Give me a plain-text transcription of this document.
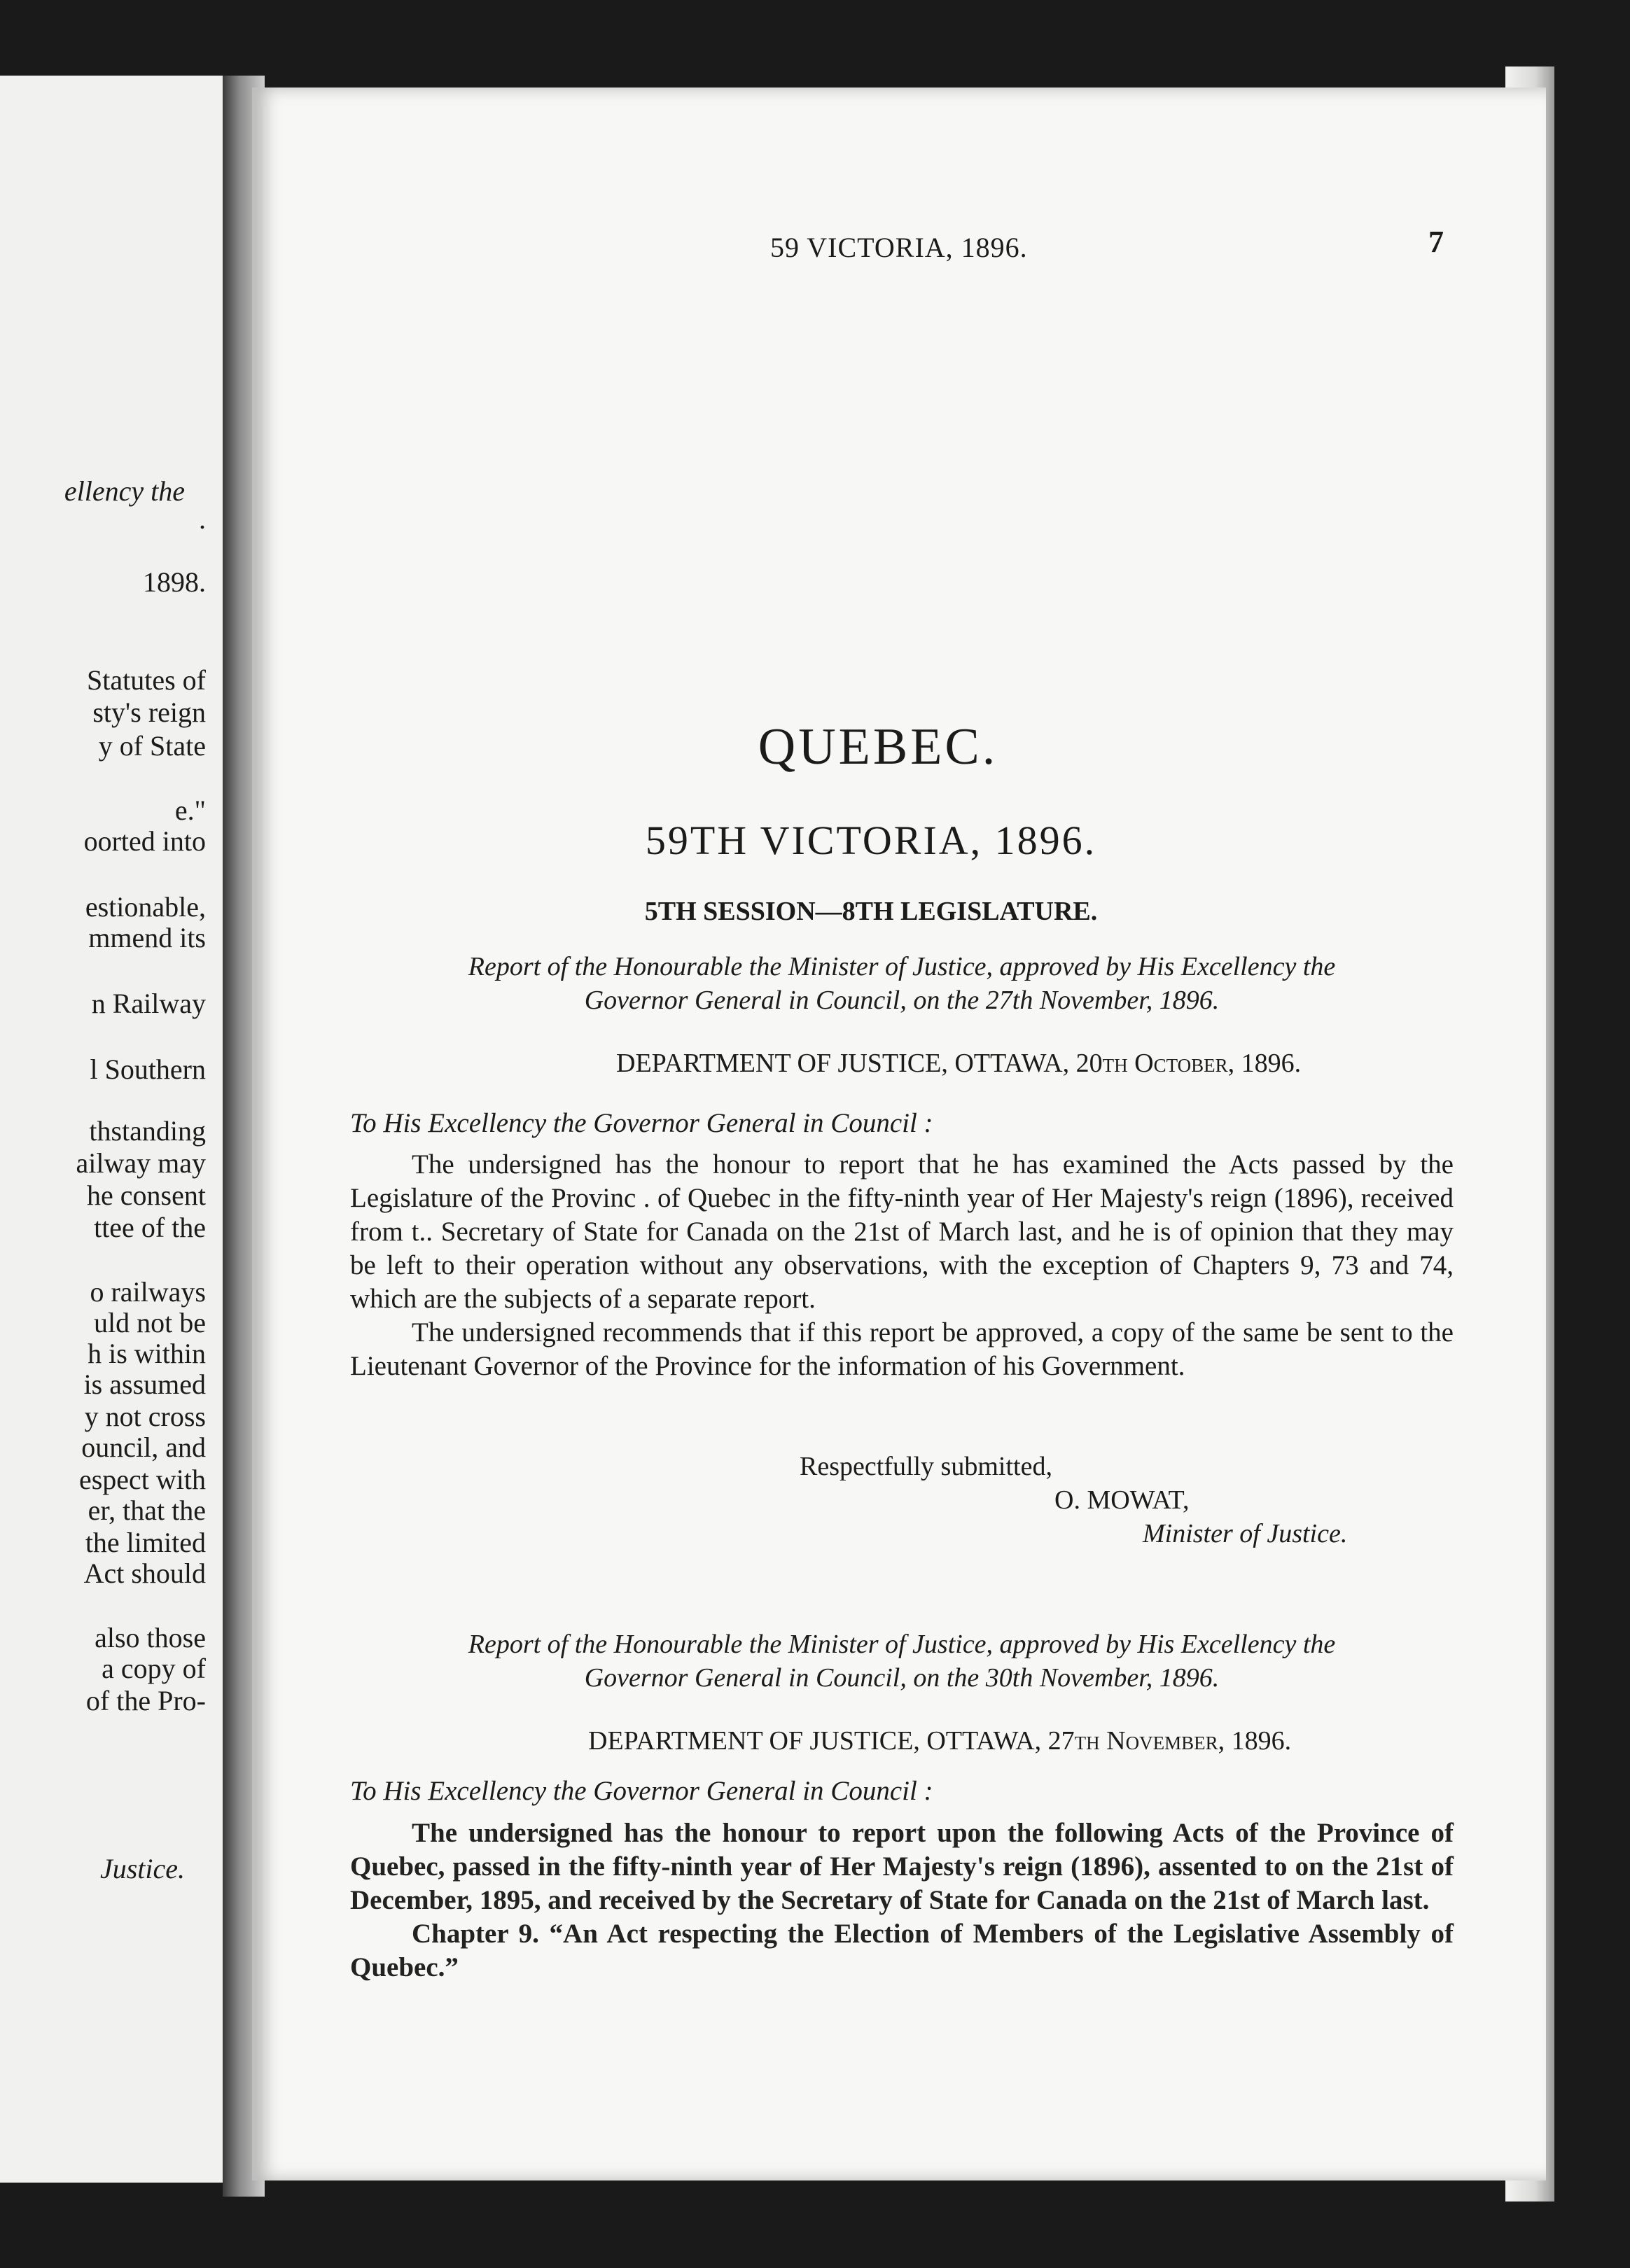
ellency the
.
1898.
Statutes of
sty's reign
y of State
e."
oorted into
estionable,
mmend its
n Railway
l Southern
thstanding
ailway may
he consent
ttee of the
o railways
uld not be
h is within
is assumed
y not cross
ouncil, and
espect with
er, that the
the limited
Act should
also those
a copy of
of the Pro-
Justice.
59 VICTORIA, 1896.	7
QUEBEC.
59TH VICTORIA, 1896.
5TH SESSION—8TH LEGISLATURE.
Report of the Honourable the Minister of Justice, approved by His Excellency the
Governor General in Council, on the 27th November, 1896.
DEPARTMENT OF JUSTICE, OTTAWA, 20th October, 1896.
To His Excellency the Governor General in Council :

The undersigned has the honour to report that he has examined the Acts passed by the Legislature of the Provinc . of Quebec in the fifty-ninth year of Her Majesty's reign (1896), received from t.. Secretary of State for Canada on the 21st of March last, and he is of opinion that they may be left to their operation without any observations, with the exception of Chapters 9, 73 and 74, which are the subjects of a separate report.

The undersigned recommends that if this report be approved, a copy of the same be sent to the Lieutenant Governor of the Province for the information of his Government.

Respectfully submitted,
O. MOWAT,
Minister of Justice.
Report of the Honourable the Minister of Justice, approved by His Excellency the
Governor General in Council, on the 30th November, 1896.
DEPARTMENT OF JUSTICE, OTTAWA, 27th November, 1896.
To His Excellency the Governor General in Council :

The undersigned has the honour to report upon the following Acts of the Province of Quebec, passed in the fifty-ninth year of Her Majesty's reign (1896), assented to on the 21st of December, 1895, and received by the Secretary of State for Canada on the 21st of March last.

Chapter 9. “An Act respecting the Election of Members of the Legislative Assembly of Quebec.”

###

**TO DO:**
Gather from the records above every line containing the string "fifty".

**TASK RESPONSE:**
The undersigned has the honour to report that he has examined the Acts passed by the Legislature of the Provinc . of Quebec in the fifty-ninth year of Her Majesty's reign (1896), received from t.. Secretary of State for Canada on the 21st of March last, and he is of opinion that they may be left to their operation without any observations, with the exception of Chapters 9, 73 and 74, which are the subjects of a separate report.
The undersigned has the honour to report upon the following Acts of the Province of Quebec, passed in the fifty-ninth year of Her Majesty's reign (1896), assented to on the 21st of December, 1895, and received by the Secretary of State for Canada on the 21st of March last.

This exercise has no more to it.